Please write out the material below exactly as given.

RECORD EXTRACTS:

···

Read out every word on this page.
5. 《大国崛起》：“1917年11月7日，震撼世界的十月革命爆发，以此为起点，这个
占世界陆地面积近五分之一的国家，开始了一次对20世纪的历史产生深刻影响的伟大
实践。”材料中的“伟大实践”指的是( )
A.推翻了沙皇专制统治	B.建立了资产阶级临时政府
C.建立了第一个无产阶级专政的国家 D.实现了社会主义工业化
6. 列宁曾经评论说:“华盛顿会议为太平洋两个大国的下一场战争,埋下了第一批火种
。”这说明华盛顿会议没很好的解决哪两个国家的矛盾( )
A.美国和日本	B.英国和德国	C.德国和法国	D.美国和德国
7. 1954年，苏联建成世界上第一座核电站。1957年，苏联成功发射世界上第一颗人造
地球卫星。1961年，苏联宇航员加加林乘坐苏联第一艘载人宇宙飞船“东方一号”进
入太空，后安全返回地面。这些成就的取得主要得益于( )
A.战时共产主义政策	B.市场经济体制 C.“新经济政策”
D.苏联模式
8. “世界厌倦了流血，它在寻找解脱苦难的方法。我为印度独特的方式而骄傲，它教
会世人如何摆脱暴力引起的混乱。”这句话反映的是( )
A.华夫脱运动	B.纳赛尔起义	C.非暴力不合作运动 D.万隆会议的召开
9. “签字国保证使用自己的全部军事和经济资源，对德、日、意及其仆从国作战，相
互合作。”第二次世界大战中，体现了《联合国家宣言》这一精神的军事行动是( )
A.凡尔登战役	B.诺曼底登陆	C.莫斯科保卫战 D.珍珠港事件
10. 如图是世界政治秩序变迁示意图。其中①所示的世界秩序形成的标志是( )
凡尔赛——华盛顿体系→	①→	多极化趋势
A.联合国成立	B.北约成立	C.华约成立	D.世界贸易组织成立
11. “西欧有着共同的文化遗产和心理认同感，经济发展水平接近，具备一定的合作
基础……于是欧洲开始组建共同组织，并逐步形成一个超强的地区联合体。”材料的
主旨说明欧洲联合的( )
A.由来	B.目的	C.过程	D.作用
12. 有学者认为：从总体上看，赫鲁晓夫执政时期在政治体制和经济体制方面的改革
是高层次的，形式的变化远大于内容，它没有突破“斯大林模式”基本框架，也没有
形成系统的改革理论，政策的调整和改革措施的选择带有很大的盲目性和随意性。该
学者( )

···

THE RESULT:
Read out every word on this page.
5. 《大国崛起》：“1917年11月7日，震撼世界的十月革命爆发，以此为起点，这个
占世界陆地面积近五分之一的国家，开始了一次对20世纪的历史产生深刻影响的伟大
实践。”材料中的“伟大实践”指的是( )
A.推翻了沙皇专制统治	B.建立了资产阶级临时政府
C.建立了第一个无产阶级专政的国家 D.实现了社会主义工业化
6. 列宁曾经评论说:“华盛顿会议为太平洋两个大国的下一场战争,埋下了第一批火种
。”这说明华盛顿会议没很好的解决哪两个国家的矛盾( )
A.美国和日本	B.英国和德国	C.德国和法国	D.美国和德国
7. 1954年，苏联建成世界上第一座核电站。1957年，苏联成功发射世界上第一颗人造
地球卫星。1961年，苏联宇航员加加林乘坐苏联第一艘载人宇宙飞船“东方一号”进
入太空，后安全返回地面。这些成就的取得主要得益于( )
A.战时共产主义政策	B.市场经济体制 C.“新经济政策”
D.苏联模式
8. “世界厌倦了流血，它在寻找解脱苦难的方法。我为印度独特的方式而骄傲，它教
会世人如何摆脱暴力引起的混乱。”这句话反映的是( )
A.华夫脱运动	B.纳赛尔起义	C.非暴力不合作运动 D.万隆会议的召开
9. “签字国保证使用自己的全部军事和经济资源，对德、日、意及其仆从国作战，相
互合作。”第二次世界大战中，体现了《联合国家宣言》这一精神的军事行动是( )
A.凡尔登战役	B.诺曼底登陆	C.莫斯科保卫战 D.珍珠港事件
10. 如图是世界政治秩序变迁示意图。其中①所示的世界秩序形成的标志是( )
凡尔赛——华盛顿体系→	①→	多极化趋势
A.联合国成立	B.北约成立	C.华约成立	D.世界贸易组织成立
11. “西欧有着共同的文化遗产和心理认同感，经济发展水平接近，具备一定的合作
基础……于是欧洲开始组建共同组织，并逐步形成一个超强的地区联合体。”材料的
主旨说明欧洲联合的( )
A.由来	B.目的	C.过程	D.作用
12. 有学者认为：从总体上看，赫鲁晓夫执政时期在政治体制和经济体制方面的改革
是高层次的，形式的变化远大于内容，它没有突破“斯大林模式”基本框架，也没有
形成系统的改革理论，政策的调整和改革措施的选择带有很大的盲目性和随意性。该
学者( )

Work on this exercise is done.